╭──

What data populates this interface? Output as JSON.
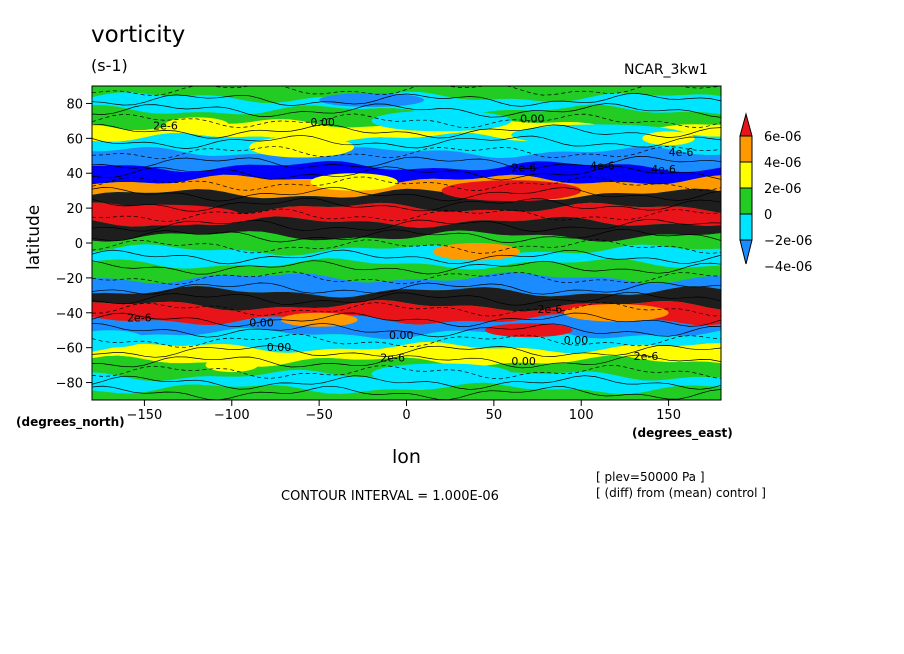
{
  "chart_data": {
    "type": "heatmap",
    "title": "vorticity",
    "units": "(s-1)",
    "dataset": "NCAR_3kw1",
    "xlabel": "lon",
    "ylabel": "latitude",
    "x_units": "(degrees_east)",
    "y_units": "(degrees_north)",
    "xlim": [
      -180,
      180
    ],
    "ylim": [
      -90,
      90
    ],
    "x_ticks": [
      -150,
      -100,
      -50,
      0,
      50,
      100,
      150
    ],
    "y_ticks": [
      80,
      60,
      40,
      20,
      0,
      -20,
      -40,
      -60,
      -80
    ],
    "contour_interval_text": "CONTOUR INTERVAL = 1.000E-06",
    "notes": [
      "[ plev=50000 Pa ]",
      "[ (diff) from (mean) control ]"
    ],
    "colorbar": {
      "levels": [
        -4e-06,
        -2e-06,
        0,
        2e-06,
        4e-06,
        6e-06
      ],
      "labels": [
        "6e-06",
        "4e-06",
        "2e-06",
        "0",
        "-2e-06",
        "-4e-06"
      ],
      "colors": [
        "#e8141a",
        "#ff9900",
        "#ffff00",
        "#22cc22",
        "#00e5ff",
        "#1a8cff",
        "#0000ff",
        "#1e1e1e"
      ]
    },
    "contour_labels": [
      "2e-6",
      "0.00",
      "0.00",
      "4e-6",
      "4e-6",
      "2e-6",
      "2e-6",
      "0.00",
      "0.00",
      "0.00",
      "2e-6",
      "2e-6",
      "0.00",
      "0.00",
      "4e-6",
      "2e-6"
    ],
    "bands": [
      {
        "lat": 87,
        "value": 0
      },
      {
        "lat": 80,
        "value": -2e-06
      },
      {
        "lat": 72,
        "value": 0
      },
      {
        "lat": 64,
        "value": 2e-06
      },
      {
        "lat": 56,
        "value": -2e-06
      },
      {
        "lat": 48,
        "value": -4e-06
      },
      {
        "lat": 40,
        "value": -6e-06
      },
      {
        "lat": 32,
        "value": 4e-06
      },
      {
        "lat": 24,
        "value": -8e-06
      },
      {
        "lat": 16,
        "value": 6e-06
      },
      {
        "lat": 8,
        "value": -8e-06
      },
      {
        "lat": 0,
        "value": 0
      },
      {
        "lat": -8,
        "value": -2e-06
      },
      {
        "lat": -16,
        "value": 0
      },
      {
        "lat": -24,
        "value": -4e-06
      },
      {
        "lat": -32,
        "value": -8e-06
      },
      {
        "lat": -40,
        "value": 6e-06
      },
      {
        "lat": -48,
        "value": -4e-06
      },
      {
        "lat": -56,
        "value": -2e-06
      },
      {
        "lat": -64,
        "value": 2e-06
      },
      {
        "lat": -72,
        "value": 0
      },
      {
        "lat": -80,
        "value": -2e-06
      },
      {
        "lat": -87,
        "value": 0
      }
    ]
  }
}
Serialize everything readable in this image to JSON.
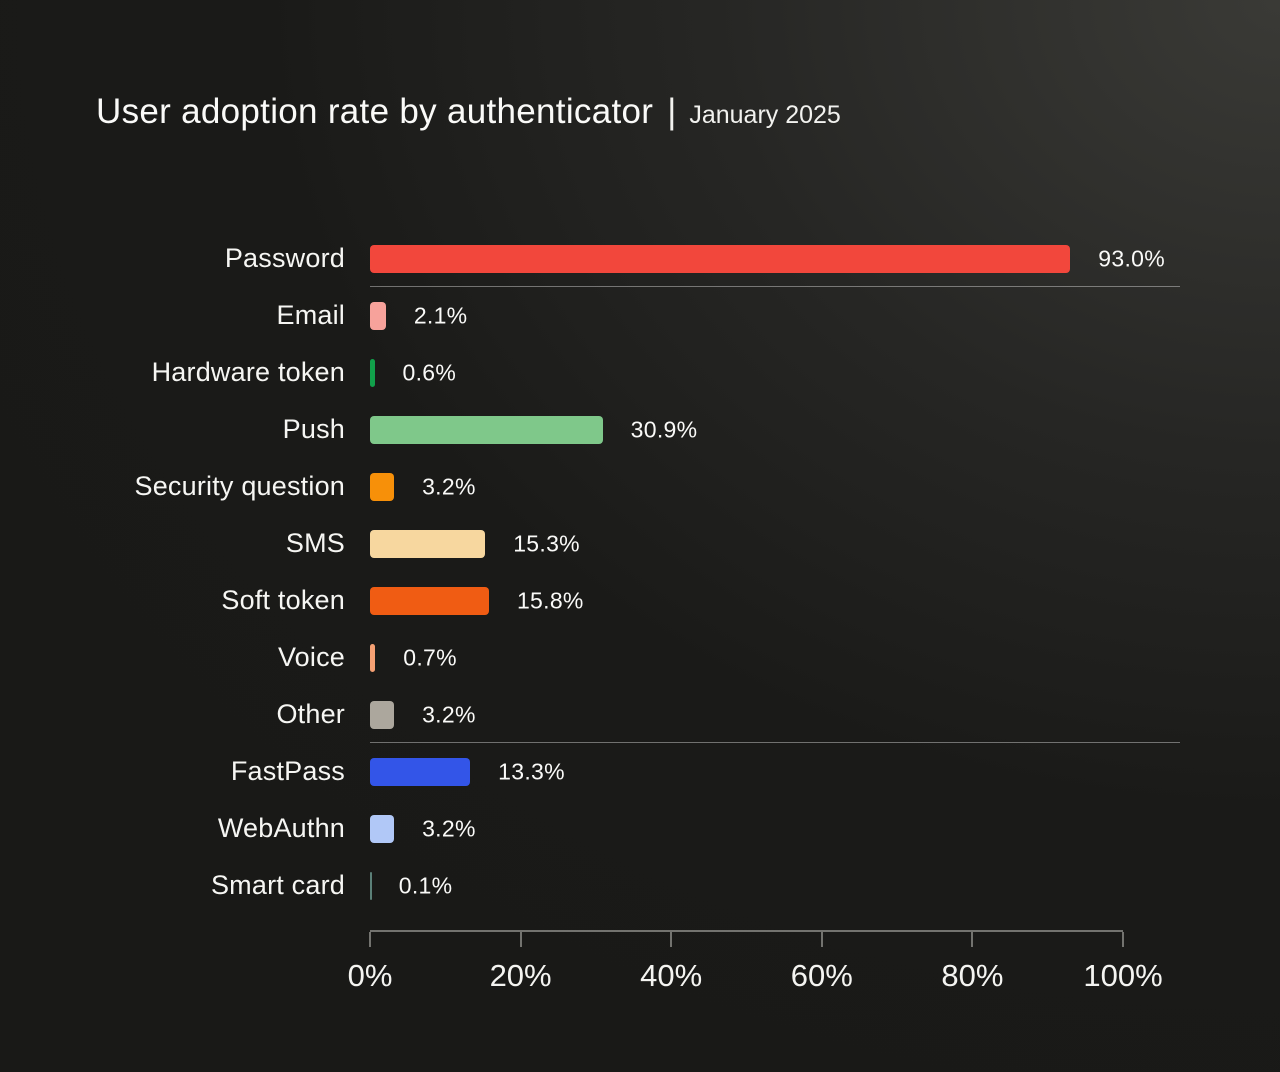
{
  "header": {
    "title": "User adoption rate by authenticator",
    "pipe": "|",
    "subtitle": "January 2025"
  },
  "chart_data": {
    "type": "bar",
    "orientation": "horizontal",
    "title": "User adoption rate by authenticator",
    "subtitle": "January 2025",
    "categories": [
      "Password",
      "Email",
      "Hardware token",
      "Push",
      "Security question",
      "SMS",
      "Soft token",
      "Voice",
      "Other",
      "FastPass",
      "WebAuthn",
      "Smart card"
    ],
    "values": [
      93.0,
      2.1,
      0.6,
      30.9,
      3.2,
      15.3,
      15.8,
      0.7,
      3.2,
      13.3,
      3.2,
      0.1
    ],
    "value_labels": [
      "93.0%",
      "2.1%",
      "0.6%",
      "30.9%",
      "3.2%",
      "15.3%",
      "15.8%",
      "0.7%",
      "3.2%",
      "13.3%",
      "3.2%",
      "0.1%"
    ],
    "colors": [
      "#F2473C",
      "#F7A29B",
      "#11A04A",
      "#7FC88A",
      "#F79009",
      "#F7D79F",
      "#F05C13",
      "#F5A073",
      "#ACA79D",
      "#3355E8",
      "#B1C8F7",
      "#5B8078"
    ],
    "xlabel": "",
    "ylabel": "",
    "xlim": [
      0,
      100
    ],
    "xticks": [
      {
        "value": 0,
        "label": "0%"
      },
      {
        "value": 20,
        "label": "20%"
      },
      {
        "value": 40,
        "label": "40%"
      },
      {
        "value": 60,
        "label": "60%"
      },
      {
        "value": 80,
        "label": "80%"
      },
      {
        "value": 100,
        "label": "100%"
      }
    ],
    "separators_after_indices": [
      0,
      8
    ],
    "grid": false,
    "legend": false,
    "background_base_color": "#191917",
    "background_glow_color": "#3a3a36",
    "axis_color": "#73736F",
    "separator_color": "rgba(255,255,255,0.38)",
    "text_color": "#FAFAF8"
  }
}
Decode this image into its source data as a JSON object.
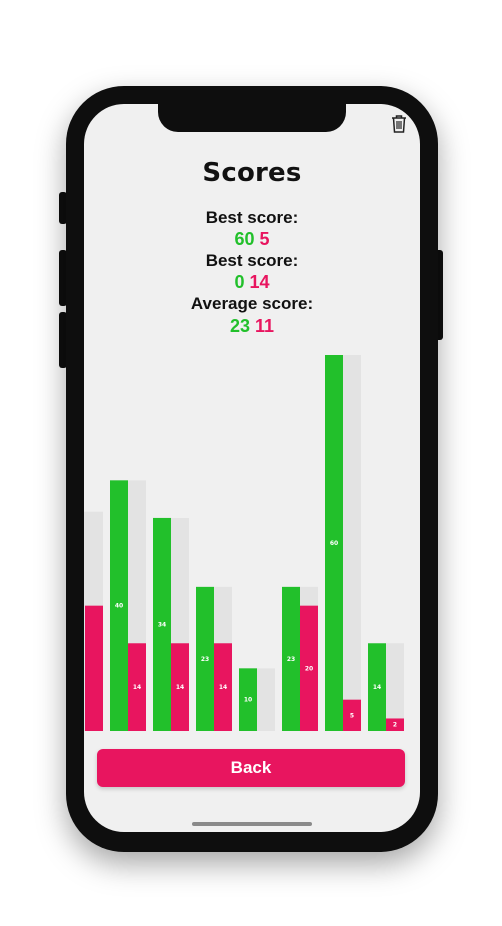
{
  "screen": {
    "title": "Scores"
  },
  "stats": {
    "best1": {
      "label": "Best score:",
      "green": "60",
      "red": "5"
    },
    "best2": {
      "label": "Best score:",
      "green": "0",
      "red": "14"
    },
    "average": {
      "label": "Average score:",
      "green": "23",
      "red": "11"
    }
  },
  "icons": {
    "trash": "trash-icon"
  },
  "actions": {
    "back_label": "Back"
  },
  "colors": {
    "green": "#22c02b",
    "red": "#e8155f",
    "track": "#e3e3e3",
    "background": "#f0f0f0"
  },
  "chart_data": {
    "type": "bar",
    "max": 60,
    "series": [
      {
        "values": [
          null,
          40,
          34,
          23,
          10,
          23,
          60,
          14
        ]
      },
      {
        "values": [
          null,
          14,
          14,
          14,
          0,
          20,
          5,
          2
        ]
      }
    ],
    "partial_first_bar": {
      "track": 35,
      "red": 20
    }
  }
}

╰──

Give back every line exactly as it stands, pictures excluded.

EXERCISE RESULT »
What data populates this interface? Output as JSON.
{
  "chart_data": {
    "type": "heatmap",
    "title": "vorticity",
    "units": "(s-1)",
    "dataset": "NCAR_3kw1",
    "xlabel": "lon",
    "ylabel": "latitude",
    "x_units": "(degrees_east)",
    "y_units": "(degrees_north)",
    "xlim": [
      -180,
      180
    ],
    "ylim": [
      -90,
      90
    ],
    "x_ticks": [
      -150,
      -100,
      -50,
      0,
      50,
      100,
      150
    ],
    "y_ticks": [
      80,
      60,
      40,
      20,
      0,
      -20,
      -40,
      -60,
      -80
    ],
    "contour_interval_text": "CONTOUR INTERVAL = 1.000E-06",
    "notes": [
      "[ plev=50000 Pa ]",
      "[ (diff) from (mean) control ]"
    ],
    "colorbar": {
      "levels": [
        -4e-06,
        -2e-06,
        0,
        2e-06,
        4e-06,
        6e-06
      ],
      "labels": [
        "6e-06",
        "4e-06",
        "2e-06",
        "0",
        "-2e-06",
        "-4e-06"
      ],
      "colors": [
        "#e8141a",
        "#ff9900",
        "#ffff00",
        "#22cc22",
        "#00e5ff",
        "#1a8cff",
        "#0000ff",
        "#1e1e1e"
      ]
    },
    "contour_labels": [
      "2e-6",
      "0.00",
      "0.00",
      "4e-6",
      "4e-6",
      "2e-6",
      "2e-6",
      "0.00",
      "0.00",
      "0.00",
      "2e-6",
      "2e-6",
      "0.00",
      "0.00",
      "4e-6",
      "2e-6"
    ],
    "bands": [
      {
        "lat": 87,
        "value": 0
      },
      {
        "lat": 80,
        "value": -2e-06
      },
      {
        "lat": 72,
        "value": 0
      },
      {
        "lat": 64,
        "value": 2e-06
      },
      {
        "lat": 56,
        "value": -2e-06
      },
      {
        "lat": 48,
        "value": -4e-06
      },
      {
        "lat": 40,
        "value": -6e-06
      },
      {
        "lat": 32,
        "value": 4e-06
      },
      {
        "lat": 24,
        "value": -8e-06
      },
      {
        "lat": 16,
        "value": 6e-06
      },
      {
        "lat": 8,
        "value": -8e-06
      },
      {
        "lat": 0,
        "value": 0
      },
      {
        "lat": -8,
        "value": -2e-06
      },
      {
        "lat": -16,
        "value": 0
      },
      {
        "lat": -24,
        "value": -4e-06
      },
      {
        "lat": -32,
        "value": -8e-06
      },
      {
        "lat": -40,
        "value": 6e-06
      },
      {
        "lat": -48,
        "value": -4e-06
      },
      {
        "lat": -56,
        "value": -2e-06
      },
      {
        "lat": -64,
        "value": 2e-06
      },
      {
        "lat": -72,
        "value": 0
      },
      {
        "lat": -80,
        "value": -2e-06
      },
      {
        "lat": -87,
        "value": 0
      }
    ]
  }
}
Serialize everything readable in this image to JSON.
{
  "header": {
    "title": "User adoption rate by authenticator",
    "pipe": "|",
    "subtitle": "January 2025"
  },
  "chart_data": {
    "type": "bar",
    "orientation": "horizontal",
    "title": "User adoption rate by authenticator",
    "subtitle": "January 2025",
    "categories": [
      "Password",
      "Email",
      "Hardware token",
      "Push",
      "Security question",
      "SMS",
      "Soft token",
      "Voice",
      "Other",
      "FastPass",
      "WebAuthn",
      "Smart card"
    ],
    "values": [
      93.0,
      2.1,
      0.6,
      30.9,
      3.2,
      15.3,
      15.8,
      0.7,
      3.2,
      13.3,
      3.2,
      0.1
    ],
    "value_labels": [
      "93.0%",
      "2.1%",
      "0.6%",
      "30.9%",
      "3.2%",
      "15.3%",
      "15.8%",
      "0.7%",
      "3.2%",
      "13.3%",
      "3.2%",
      "0.1%"
    ],
    "colors": [
      "#F2473C",
      "#F7A29B",
      "#11A04A",
      "#7FC88A",
      "#F79009",
      "#F7D79F",
      "#F05C13",
      "#F5A073",
      "#ACA79D",
      "#3355E8",
      "#B1C8F7",
      "#5B8078"
    ],
    "xlabel": "",
    "ylabel": "",
    "xlim": [
      0,
      100
    ],
    "xticks": [
      {
        "value": 0,
        "label": "0%"
      },
      {
        "value": 20,
        "label": "20%"
      },
      {
        "value": 40,
        "label": "40%"
      },
      {
        "value": 60,
        "label": "60%"
      },
      {
        "value": 80,
        "label": "80%"
      },
      {
        "value": 100,
        "label": "100%"
      }
    ],
    "separators_after_indices": [
      0,
      8
    ],
    "grid": false,
    "legend": false,
    "background_base_color": "#191917",
    "background_glow_color": "#3a3a36",
    "axis_color": "#73736F",
    "separator_color": "rgba(255,255,255,0.38)",
    "text_color": "#FAFAF8"
  }
}
Decode this image into its source data as a JSON object.
{
  "screen": {
    "title": "Scores"
  },
  "stats": {
    "best1": {
      "label": "Best score:",
      "green": "60",
      "red": "5"
    },
    "best2": {
      "label": "Best score:",
      "green": "0",
      "red": "14"
    },
    "average": {
      "label": "Average score:",
      "green": "23",
      "red": "11"
    }
  },
  "icons": {
    "trash": "trash-icon"
  },
  "actions": {
    "back_label": "Back"
  },
  "colors": {
    "green": "#22c02b",
    "red": "#e8155f",
    "track": "#e3e3e3",
    "background": "#f0f0f0"
  },
  "chart_data": {
    "type": "bar",
    "max": 60,
    "series": [
      {
        "values": [
          null,
          40,
          34,
          23,
          10,
          23,
          60,
          14
        ]
      },
      {
        "values": [
          null,
          14,
          14,
          14,
          0,
          20,
          5,
          2
        ]
      }
    ],
    "partial_first_bar": {
      "track": 35,
      "red": 20
    }
  }
}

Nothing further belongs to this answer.